- **Short problem 1**: In the passage about King's reach across entertainment media, what were the two major results of the combination of surging technology, deregulation, changed marketing tactics and the splintering of the media?
- **Short problem 2**: Please reproduce word for word the part of the passage about King's reach across entertainment media that opens with the words containing "Today, anyone can" and closes with "King’s successful reach.".

- **Passage given**:
━━━

This combination of surging technology, deregulation, the change in marketing tactics by entertainment software “manufacturers” and the splintering of the media has had two major results – freedom of choice for the consumer, and an unprecedented demand for new product.
King sat at the epicentre of this change. Here was a man who was capable of, and interested in, creating large volumes of entertainment product. Here was a man in touch with cultural trends (brand names, popular and sub-culture music themes and other cultural iconography abound in King’s works). And here was a need. The perfect marriage was consummated, with King creating the raw material in droves and the publishing and filmed entertainment worlds providing it to the consumer in unprecedented quantities.
Today, anyone can easily find a King movie or mini-series on a television channel near him. Anyone can find a King movie on the big screen or dozens of them at ther local video store. We can all find all his mainstream books still in print at the local bookstore or on-line seller, at the library or second hand bookshop. Those who prefer the audiobook will find the majority of his works available in that form. The user of the Internet will find hundreds of websites and chatrooms dedicated to the world of King. Bands perform songs based on King material. With the general exception of the live stage and the musical it is hard to think of an entertainment mode that has evaded King’s successful reach.

━━━

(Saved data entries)
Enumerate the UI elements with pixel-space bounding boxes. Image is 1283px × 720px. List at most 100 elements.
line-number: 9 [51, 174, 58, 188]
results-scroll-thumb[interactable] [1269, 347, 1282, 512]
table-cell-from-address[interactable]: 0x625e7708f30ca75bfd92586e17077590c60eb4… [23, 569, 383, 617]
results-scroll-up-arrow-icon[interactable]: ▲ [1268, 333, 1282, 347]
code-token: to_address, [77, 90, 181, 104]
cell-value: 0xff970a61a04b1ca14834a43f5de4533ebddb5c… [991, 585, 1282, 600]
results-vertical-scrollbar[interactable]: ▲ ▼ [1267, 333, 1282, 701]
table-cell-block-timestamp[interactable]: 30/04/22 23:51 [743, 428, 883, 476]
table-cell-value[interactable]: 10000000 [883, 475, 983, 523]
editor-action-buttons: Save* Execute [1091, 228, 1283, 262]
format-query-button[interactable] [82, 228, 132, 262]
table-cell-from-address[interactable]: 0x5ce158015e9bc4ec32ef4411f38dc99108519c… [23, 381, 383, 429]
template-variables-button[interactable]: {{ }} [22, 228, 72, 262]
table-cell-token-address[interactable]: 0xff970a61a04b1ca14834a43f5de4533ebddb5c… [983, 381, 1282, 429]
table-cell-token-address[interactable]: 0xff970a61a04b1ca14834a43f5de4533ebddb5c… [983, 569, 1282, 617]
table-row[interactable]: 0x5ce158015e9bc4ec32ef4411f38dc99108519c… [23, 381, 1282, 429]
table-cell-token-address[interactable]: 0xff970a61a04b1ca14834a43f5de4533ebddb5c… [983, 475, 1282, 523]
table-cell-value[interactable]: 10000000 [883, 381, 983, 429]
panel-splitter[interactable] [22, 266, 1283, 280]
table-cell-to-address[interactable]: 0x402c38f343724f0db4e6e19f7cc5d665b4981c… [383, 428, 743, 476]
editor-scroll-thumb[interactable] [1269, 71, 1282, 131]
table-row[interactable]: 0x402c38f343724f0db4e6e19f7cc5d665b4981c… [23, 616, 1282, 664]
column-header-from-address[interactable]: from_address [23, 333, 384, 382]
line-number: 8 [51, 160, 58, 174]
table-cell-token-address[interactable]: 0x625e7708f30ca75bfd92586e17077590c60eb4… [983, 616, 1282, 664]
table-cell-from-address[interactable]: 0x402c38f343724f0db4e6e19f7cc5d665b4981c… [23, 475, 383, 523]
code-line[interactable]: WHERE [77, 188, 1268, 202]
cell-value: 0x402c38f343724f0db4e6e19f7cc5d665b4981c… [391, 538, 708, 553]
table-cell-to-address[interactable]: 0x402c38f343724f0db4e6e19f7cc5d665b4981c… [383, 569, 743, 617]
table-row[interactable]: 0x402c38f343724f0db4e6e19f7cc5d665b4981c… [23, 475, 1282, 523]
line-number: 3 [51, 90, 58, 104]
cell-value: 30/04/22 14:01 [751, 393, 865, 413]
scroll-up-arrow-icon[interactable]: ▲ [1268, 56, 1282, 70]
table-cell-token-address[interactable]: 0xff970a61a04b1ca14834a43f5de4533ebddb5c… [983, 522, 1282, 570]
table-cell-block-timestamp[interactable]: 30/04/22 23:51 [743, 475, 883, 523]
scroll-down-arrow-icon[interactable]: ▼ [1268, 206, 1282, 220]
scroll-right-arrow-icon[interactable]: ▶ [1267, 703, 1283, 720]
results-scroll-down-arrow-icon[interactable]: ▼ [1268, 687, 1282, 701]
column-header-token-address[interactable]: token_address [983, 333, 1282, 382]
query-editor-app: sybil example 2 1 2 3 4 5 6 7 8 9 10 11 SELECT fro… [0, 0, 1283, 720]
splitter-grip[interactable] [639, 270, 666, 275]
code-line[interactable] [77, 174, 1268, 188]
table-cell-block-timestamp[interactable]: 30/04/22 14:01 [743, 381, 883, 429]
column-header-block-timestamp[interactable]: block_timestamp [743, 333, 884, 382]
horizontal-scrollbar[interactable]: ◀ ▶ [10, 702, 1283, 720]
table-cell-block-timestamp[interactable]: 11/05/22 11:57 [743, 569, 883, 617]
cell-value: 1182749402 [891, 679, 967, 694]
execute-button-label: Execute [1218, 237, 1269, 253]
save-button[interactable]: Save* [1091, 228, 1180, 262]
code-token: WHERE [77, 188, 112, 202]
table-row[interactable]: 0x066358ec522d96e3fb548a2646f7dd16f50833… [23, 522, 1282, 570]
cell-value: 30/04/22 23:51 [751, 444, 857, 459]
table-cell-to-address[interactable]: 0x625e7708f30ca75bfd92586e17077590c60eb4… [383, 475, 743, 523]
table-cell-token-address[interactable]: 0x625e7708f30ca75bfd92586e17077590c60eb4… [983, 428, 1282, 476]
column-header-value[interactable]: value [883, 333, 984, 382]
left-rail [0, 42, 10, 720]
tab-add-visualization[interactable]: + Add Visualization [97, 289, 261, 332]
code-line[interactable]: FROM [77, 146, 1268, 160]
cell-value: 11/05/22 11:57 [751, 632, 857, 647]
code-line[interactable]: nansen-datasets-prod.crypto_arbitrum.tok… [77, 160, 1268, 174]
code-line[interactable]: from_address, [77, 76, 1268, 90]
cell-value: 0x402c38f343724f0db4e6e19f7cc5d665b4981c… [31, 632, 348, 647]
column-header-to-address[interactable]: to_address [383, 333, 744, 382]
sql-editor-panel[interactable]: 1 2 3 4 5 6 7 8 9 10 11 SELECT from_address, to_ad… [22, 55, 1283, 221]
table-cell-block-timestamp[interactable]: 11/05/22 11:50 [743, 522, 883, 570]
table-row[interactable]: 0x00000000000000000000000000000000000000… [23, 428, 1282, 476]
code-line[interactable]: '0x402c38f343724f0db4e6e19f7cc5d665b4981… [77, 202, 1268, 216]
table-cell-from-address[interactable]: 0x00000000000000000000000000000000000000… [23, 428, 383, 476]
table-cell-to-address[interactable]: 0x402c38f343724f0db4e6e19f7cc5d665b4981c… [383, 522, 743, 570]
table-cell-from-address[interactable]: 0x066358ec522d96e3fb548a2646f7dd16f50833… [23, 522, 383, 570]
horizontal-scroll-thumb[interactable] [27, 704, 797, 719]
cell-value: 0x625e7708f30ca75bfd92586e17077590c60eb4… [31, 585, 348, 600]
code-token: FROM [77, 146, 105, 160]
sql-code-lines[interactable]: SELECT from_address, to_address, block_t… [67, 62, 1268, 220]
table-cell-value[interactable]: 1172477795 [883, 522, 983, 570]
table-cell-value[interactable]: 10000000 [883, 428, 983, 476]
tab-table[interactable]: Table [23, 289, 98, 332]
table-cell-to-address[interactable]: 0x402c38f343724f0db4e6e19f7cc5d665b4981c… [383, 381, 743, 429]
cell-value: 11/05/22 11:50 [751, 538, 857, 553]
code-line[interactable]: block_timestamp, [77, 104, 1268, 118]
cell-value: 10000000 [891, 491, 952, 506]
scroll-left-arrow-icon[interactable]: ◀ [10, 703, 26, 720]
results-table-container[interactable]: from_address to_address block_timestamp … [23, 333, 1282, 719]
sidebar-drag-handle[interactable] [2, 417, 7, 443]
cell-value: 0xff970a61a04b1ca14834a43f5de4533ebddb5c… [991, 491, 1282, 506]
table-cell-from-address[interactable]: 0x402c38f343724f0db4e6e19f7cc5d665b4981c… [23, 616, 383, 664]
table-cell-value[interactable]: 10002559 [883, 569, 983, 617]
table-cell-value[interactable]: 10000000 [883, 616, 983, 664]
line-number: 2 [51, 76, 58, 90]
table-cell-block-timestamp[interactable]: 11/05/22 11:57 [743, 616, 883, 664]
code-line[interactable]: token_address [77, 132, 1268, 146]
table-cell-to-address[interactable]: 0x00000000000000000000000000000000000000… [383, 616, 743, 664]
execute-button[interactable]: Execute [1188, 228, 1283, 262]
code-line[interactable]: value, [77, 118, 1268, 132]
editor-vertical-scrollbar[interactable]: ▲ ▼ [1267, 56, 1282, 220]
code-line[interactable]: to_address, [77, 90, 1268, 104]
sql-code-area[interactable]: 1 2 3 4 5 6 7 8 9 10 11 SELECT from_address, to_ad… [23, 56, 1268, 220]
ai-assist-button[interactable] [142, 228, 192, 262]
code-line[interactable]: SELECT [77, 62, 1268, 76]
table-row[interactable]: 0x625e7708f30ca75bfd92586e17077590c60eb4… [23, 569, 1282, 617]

━━━

- **Complete output 1**: Freedom of choice for the consumer, and an unprecedented demand for new product.

- **Complete output 2**:
Today, anyone can easily find a King movie or mini-series on a television channel near him. Anyone can find a King movie on the big screen or dozens of them at ther local video store. We can all find all his mainstream books still in print at the local bookstore or on-line seller, at the library or second hand bookshop. Those who prefer the audiobook will find the majority of his works available in that form. The user of the Internet will find hundreds of websites and chatrooms dedicated to the world of King. Bands perform songs based on King material. With the general exception of the live stage and the musical it is hard to think of an entertainment mode that has evaded King’s successful reach.